**GIVEN PROBLEM:**
Report how many lines contain "ffffff". Give the number and nothing else.

**TASK INPUTS:**
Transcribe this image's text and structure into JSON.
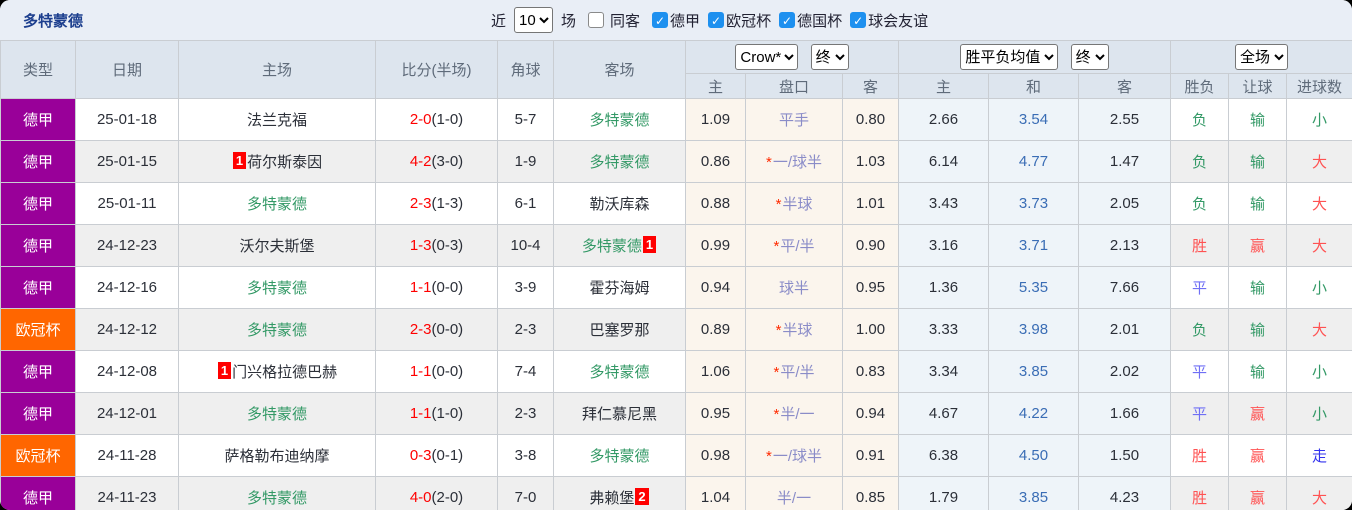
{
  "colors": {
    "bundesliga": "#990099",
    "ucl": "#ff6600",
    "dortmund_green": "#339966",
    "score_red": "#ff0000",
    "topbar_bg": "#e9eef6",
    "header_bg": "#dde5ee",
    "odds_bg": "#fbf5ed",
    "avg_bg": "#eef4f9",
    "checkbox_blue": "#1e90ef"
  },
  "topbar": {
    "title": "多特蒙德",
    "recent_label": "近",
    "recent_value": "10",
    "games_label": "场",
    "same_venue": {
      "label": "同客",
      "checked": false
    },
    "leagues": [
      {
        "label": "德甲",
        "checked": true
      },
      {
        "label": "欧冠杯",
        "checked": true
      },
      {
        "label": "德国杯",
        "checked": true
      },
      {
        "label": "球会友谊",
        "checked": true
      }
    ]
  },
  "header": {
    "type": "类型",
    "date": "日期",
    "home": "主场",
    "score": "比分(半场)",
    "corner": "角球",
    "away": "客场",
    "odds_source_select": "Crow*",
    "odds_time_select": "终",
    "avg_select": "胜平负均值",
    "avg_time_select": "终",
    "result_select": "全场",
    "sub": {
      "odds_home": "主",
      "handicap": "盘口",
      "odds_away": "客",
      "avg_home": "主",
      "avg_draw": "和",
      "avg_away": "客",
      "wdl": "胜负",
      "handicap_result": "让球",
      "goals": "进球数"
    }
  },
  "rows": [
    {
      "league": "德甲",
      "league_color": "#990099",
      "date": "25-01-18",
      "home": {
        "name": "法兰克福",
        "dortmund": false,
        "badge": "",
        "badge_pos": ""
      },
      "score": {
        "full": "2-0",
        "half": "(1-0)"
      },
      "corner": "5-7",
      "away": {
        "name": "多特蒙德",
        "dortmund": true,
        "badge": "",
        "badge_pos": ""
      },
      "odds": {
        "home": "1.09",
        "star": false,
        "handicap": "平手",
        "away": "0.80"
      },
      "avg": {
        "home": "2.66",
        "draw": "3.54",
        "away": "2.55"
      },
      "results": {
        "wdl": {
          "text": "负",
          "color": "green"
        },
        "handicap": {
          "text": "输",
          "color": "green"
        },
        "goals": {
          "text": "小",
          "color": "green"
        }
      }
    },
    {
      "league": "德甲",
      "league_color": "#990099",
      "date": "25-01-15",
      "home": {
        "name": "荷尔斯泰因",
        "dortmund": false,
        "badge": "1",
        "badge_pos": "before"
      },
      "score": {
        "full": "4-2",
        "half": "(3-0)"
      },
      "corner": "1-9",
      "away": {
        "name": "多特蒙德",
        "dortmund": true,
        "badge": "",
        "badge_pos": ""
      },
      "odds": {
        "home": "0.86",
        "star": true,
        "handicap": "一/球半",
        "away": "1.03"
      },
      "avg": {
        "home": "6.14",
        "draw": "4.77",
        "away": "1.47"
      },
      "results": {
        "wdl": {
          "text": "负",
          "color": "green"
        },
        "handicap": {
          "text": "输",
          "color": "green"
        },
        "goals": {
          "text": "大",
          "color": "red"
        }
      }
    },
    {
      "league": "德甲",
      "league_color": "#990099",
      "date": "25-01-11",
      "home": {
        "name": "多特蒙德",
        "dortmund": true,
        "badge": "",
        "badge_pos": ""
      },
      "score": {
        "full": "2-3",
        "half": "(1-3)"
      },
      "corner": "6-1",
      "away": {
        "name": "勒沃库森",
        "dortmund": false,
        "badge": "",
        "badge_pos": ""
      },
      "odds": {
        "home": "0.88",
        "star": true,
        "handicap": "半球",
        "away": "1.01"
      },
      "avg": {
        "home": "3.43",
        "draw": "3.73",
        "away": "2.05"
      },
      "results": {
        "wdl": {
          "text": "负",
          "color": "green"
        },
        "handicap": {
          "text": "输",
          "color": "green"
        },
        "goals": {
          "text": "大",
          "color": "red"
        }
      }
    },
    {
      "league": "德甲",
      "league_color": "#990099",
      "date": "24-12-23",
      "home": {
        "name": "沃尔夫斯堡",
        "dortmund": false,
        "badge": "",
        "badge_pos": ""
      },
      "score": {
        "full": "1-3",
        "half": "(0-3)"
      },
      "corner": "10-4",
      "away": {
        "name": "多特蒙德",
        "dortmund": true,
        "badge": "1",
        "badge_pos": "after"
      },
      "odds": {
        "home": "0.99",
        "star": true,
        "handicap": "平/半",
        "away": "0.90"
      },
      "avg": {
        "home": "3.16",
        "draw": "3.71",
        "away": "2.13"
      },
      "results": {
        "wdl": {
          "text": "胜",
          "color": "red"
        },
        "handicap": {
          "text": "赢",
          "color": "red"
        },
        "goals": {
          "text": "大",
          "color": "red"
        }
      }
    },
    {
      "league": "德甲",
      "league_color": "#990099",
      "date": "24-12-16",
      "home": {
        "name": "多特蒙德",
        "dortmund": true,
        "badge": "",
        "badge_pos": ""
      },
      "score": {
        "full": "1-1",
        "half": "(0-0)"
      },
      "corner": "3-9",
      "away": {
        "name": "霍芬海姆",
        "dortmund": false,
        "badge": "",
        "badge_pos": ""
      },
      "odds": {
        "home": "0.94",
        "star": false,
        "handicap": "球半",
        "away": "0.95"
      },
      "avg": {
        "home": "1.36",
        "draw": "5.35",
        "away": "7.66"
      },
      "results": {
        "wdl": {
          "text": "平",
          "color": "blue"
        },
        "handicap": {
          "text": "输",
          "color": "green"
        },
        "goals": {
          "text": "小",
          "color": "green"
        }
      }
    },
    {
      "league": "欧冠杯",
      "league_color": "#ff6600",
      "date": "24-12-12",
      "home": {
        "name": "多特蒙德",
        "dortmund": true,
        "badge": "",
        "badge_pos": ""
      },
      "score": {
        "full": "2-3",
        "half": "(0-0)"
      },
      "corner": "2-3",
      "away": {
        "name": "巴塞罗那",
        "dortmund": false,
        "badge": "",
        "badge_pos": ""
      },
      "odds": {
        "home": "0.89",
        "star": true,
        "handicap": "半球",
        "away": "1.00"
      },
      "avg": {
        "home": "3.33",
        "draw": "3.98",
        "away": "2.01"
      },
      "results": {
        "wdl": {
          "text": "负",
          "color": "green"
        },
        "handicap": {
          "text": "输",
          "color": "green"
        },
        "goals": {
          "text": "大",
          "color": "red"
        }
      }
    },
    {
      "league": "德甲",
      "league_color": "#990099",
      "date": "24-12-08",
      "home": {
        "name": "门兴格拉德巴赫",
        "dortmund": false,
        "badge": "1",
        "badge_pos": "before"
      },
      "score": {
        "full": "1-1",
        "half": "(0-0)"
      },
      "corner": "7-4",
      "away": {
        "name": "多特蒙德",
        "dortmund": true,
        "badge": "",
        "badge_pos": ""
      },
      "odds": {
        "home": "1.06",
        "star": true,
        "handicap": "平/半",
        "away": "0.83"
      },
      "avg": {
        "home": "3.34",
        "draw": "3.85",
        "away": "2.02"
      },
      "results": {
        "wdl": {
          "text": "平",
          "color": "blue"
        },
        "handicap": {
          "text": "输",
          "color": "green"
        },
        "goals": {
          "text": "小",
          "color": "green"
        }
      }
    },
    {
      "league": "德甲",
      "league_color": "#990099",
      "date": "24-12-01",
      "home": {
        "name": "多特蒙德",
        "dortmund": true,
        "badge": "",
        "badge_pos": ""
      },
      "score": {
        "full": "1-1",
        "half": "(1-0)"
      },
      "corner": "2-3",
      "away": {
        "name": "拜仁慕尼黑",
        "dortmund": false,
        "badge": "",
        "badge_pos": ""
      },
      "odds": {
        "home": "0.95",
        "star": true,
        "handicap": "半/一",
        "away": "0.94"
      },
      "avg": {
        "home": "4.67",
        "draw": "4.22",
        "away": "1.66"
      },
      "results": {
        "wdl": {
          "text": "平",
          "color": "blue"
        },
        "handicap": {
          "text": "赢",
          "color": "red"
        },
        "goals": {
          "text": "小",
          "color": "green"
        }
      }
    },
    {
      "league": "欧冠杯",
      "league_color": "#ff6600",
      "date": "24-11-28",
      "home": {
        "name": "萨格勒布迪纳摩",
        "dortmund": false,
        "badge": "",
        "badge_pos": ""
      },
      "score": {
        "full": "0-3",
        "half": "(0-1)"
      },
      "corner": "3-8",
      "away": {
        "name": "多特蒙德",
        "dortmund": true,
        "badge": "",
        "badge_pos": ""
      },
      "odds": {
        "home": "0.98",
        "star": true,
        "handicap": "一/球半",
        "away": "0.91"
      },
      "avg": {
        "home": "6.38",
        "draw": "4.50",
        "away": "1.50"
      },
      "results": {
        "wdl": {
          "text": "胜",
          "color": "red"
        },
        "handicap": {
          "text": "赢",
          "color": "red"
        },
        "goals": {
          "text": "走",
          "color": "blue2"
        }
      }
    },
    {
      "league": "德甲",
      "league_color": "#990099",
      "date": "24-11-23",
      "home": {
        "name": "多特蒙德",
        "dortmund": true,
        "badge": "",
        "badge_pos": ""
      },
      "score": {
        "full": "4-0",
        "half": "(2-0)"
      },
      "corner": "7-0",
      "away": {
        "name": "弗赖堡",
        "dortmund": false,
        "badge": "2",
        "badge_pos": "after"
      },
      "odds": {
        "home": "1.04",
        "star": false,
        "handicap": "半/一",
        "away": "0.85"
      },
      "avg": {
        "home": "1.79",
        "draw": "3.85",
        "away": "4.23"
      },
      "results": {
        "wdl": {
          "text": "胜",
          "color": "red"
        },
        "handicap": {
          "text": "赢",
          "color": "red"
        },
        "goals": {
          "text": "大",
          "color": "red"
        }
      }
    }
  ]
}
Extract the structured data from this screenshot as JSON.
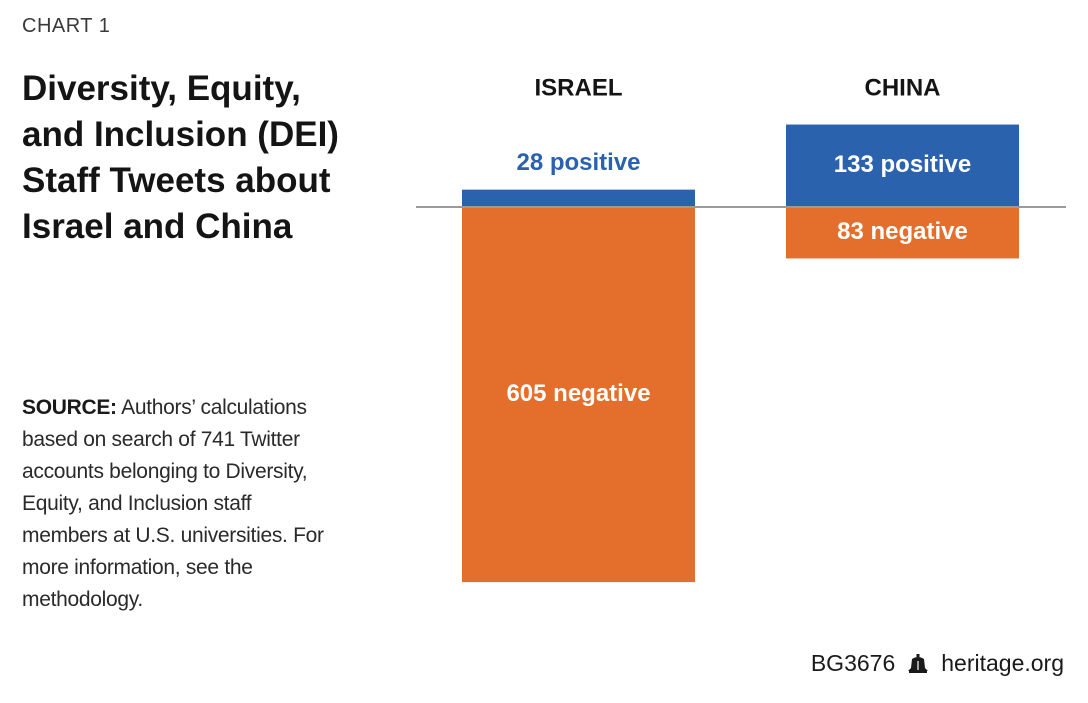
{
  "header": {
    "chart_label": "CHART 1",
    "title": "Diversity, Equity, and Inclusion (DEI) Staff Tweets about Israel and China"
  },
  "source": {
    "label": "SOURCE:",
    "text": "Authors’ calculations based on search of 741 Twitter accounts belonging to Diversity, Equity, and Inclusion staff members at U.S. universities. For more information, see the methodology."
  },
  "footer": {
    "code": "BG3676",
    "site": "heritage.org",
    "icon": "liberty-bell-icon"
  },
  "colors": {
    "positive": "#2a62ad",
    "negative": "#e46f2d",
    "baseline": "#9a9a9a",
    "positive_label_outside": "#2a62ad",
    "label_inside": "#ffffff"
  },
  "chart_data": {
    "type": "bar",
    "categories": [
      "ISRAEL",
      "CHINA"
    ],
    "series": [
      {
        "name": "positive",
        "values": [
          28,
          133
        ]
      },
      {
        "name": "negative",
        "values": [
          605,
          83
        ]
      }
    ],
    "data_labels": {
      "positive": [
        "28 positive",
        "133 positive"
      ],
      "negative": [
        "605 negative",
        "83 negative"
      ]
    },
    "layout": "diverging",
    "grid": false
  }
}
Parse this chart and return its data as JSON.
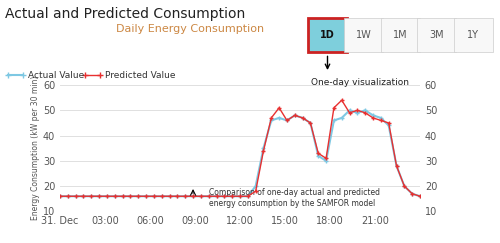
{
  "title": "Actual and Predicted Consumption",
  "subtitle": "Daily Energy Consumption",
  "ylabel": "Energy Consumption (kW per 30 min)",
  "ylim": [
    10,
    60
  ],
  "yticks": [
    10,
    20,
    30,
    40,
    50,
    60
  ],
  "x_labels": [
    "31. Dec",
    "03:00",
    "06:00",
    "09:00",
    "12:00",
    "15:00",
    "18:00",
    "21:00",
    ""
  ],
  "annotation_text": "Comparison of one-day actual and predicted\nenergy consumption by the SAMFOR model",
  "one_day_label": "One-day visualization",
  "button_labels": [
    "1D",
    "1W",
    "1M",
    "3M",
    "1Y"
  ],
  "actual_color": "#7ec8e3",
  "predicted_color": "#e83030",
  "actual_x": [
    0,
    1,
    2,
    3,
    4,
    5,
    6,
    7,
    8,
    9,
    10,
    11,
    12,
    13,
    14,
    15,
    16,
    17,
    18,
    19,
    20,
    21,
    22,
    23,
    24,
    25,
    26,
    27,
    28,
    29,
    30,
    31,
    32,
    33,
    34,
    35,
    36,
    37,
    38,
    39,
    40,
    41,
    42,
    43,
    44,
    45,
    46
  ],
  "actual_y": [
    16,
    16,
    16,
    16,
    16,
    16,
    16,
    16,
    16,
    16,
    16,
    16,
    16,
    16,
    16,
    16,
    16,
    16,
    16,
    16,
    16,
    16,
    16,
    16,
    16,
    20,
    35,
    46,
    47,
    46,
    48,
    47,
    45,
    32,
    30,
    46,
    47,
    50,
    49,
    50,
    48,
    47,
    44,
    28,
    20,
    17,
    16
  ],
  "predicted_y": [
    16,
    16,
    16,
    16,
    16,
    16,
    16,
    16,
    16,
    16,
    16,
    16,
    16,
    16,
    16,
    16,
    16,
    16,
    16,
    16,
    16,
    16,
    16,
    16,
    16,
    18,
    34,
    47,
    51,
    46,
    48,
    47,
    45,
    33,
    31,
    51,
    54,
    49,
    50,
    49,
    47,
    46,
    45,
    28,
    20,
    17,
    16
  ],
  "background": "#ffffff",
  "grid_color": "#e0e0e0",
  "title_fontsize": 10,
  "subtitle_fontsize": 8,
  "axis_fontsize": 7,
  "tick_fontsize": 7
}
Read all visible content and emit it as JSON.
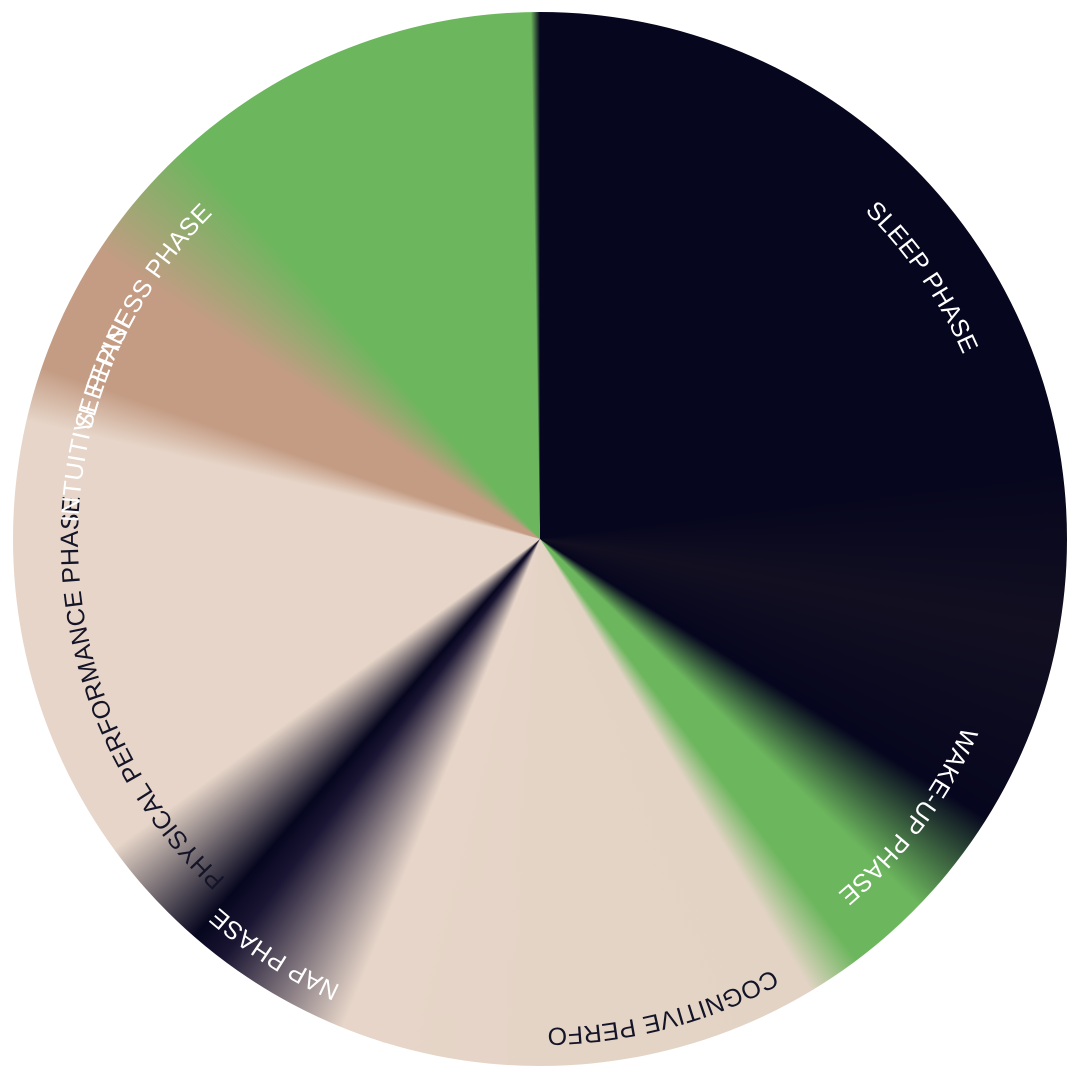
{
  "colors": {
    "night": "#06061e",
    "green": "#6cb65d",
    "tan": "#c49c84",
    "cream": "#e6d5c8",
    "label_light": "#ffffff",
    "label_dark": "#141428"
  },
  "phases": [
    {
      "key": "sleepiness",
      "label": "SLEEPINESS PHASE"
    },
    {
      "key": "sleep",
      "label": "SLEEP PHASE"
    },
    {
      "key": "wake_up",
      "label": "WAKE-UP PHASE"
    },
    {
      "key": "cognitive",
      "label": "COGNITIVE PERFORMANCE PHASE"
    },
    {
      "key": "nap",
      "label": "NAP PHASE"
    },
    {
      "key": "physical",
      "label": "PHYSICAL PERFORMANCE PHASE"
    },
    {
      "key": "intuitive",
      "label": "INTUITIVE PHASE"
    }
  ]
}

**EXERCISE ANSWER:**
3